START Task inputs
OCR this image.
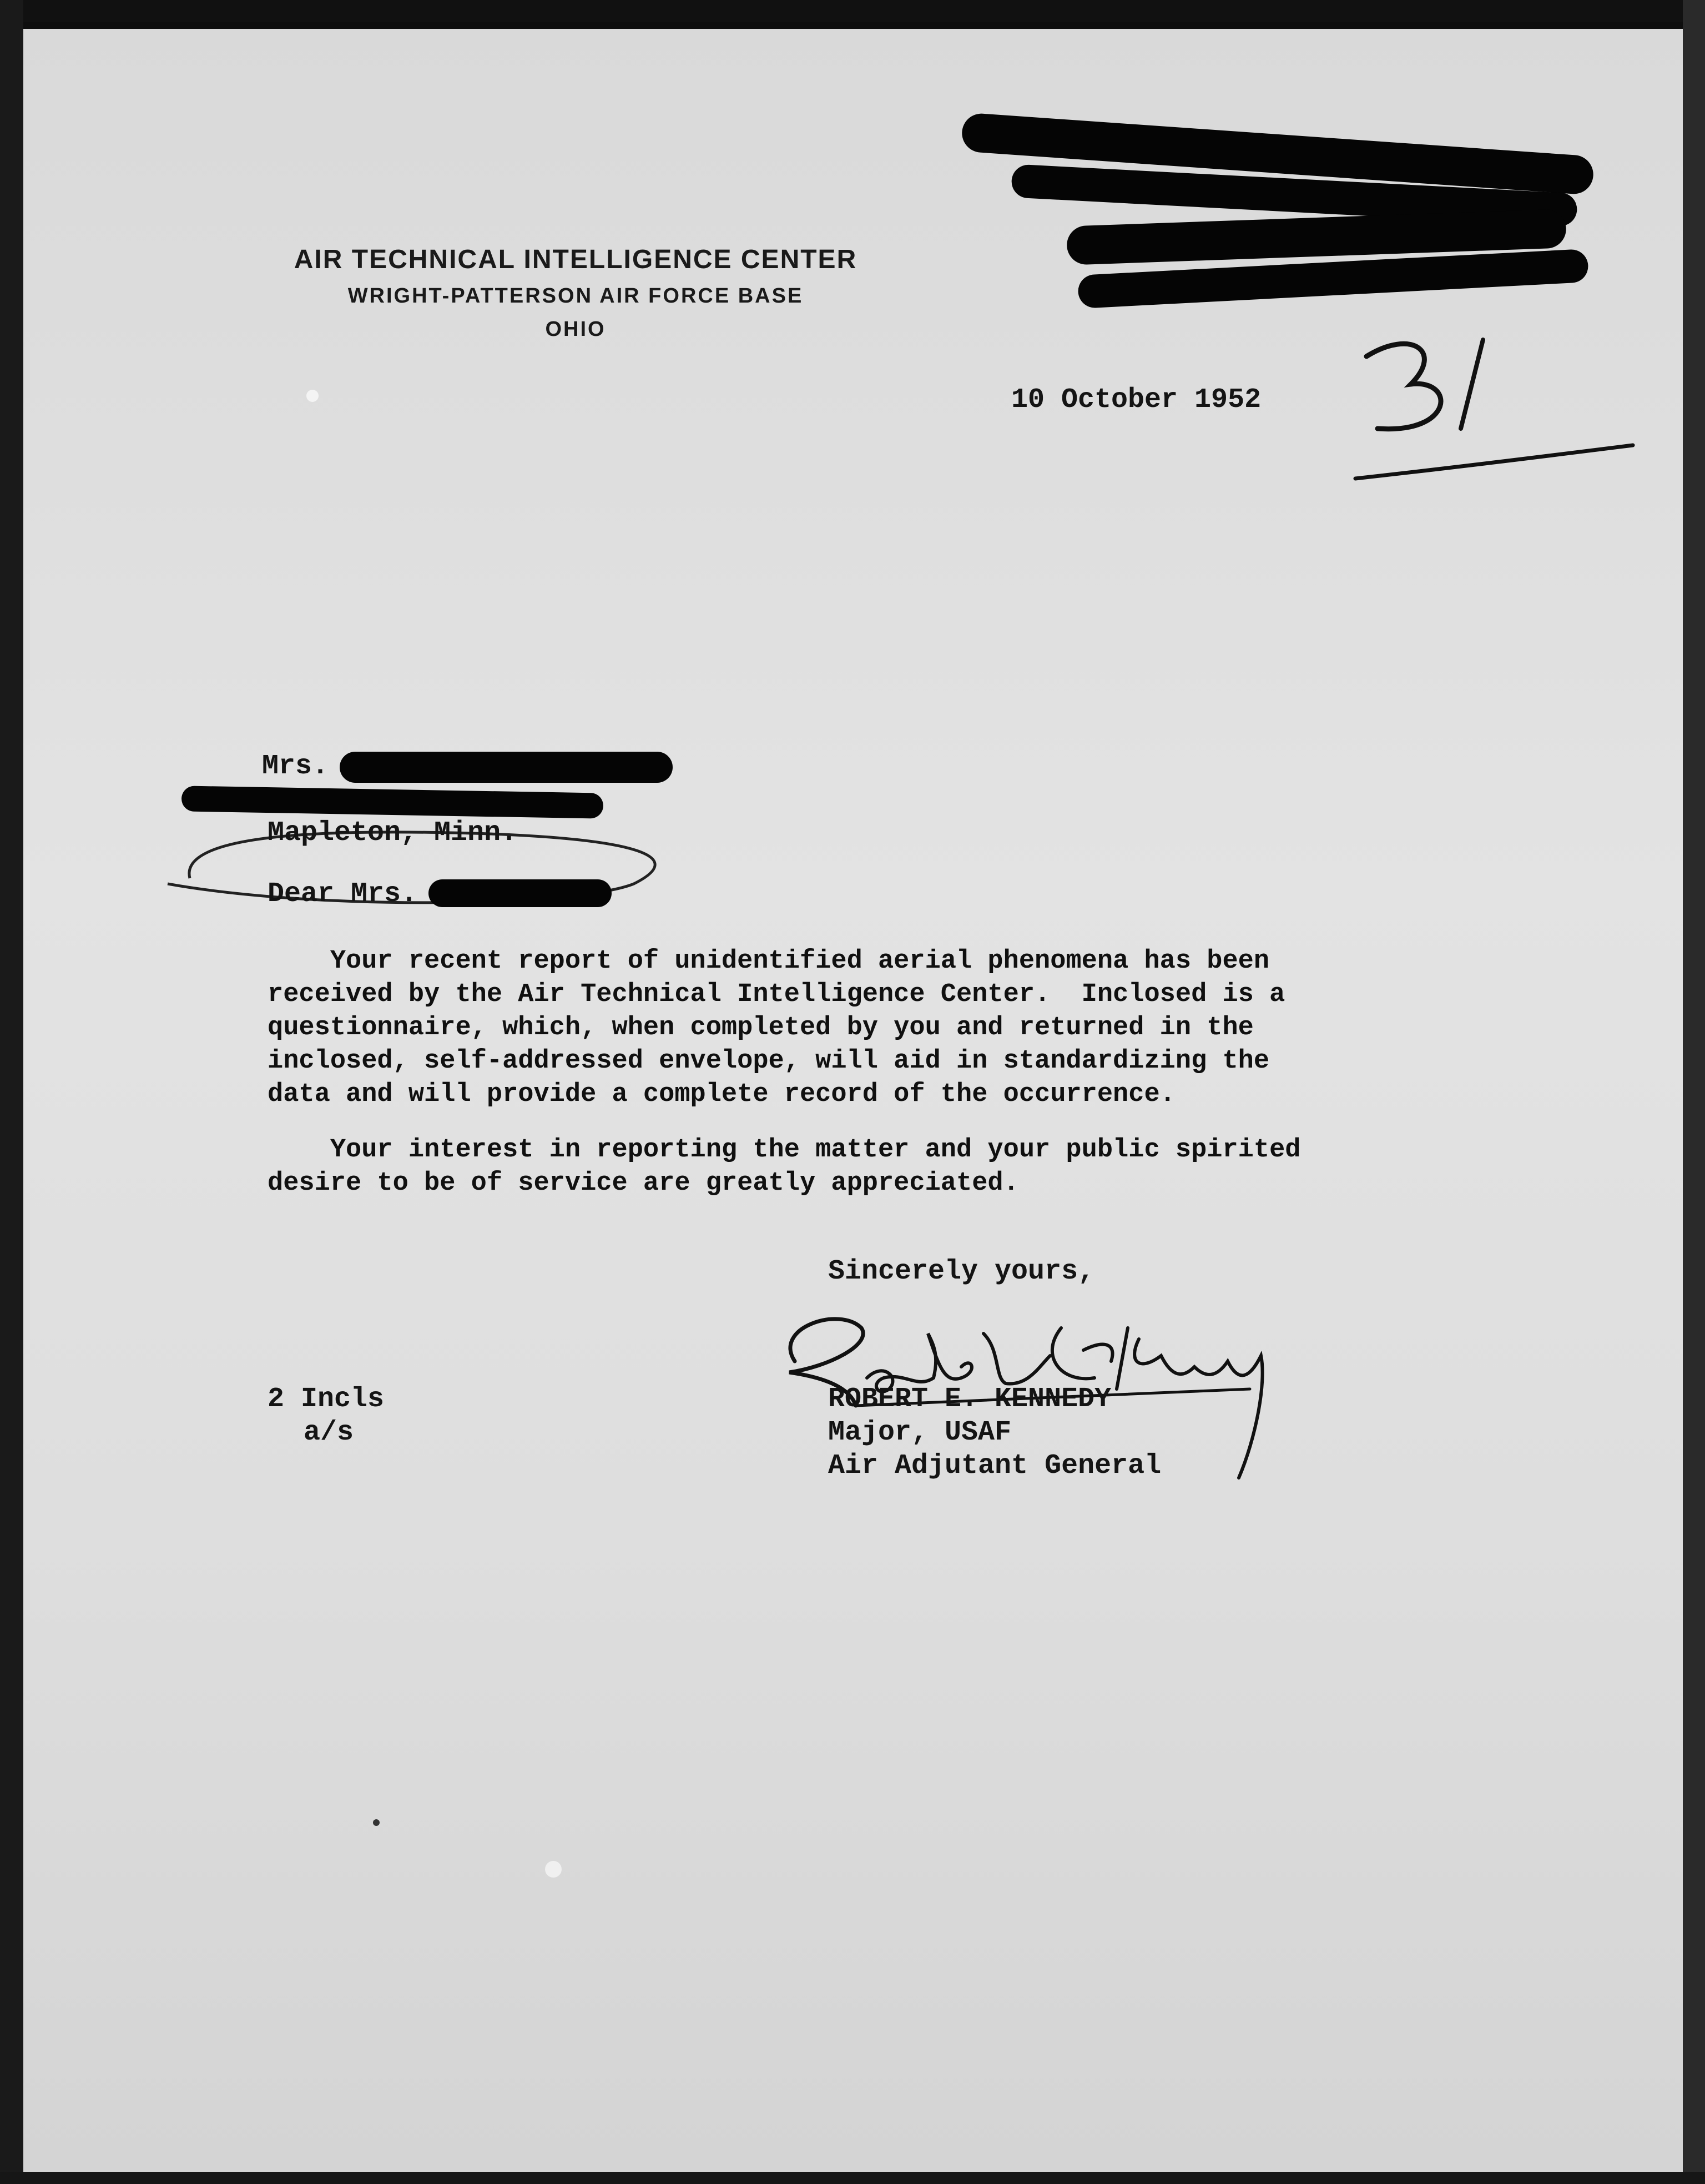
AIR TECHNICAL INTELLIGENCE CENTER
WRIGHT-PATTERSON AIR FORCE BASE
OHIO
31
10 October 1952
Mrs.
Mapleton, Minn.
Dear Mrs.

Your recent report of unidentified aerial phenomena has been

received by the Air Technical Intelligence Center.  Inclosed is a

questionnaire, which, when completed by you and returned in the

inclosed, self-addressed envelope, will aid in standardizing the

data and will provide a complete record of the occurrence.

Your interest in reporting the matter and your public spirited

desire to be of service are greatly appreciated.

Sincerely yours,
Robert E Kennedy
ROBERT E. KENNEDY
Major, USAF
Air Adjutant General
2 Incls
a/s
END Task inputs
_Stated goal_
Print the complete listing exactly, apart from any pictures.

_Solution_
OCR this image.
AIR TECHNICAL INTELLIGENCE CENTER
WRIGHT-PATTERSON AIR FORCE BASE
OHIO
31
10 October 1952
Mrs.
Mapleton, Minn.
Dear Mrs.

Your recent report of unidentified aerial phenomena has been

received by the Air Technical Intelligence Center.  Inclosed is a

questionnaire, which, when completed by you and returned in the

inclosed, self-addressed envelope, will aid in standardizing the

data and will provide a complete record of the occurrence.

Your interest in reporting the matter and your public spirited

desire to be of service are greatly appreciated.

Sincerely yours,
Robert E Kennedy
ROBERT E. KENNEDY
Major, USAF
Air Adjutant General
2 Incls
a/s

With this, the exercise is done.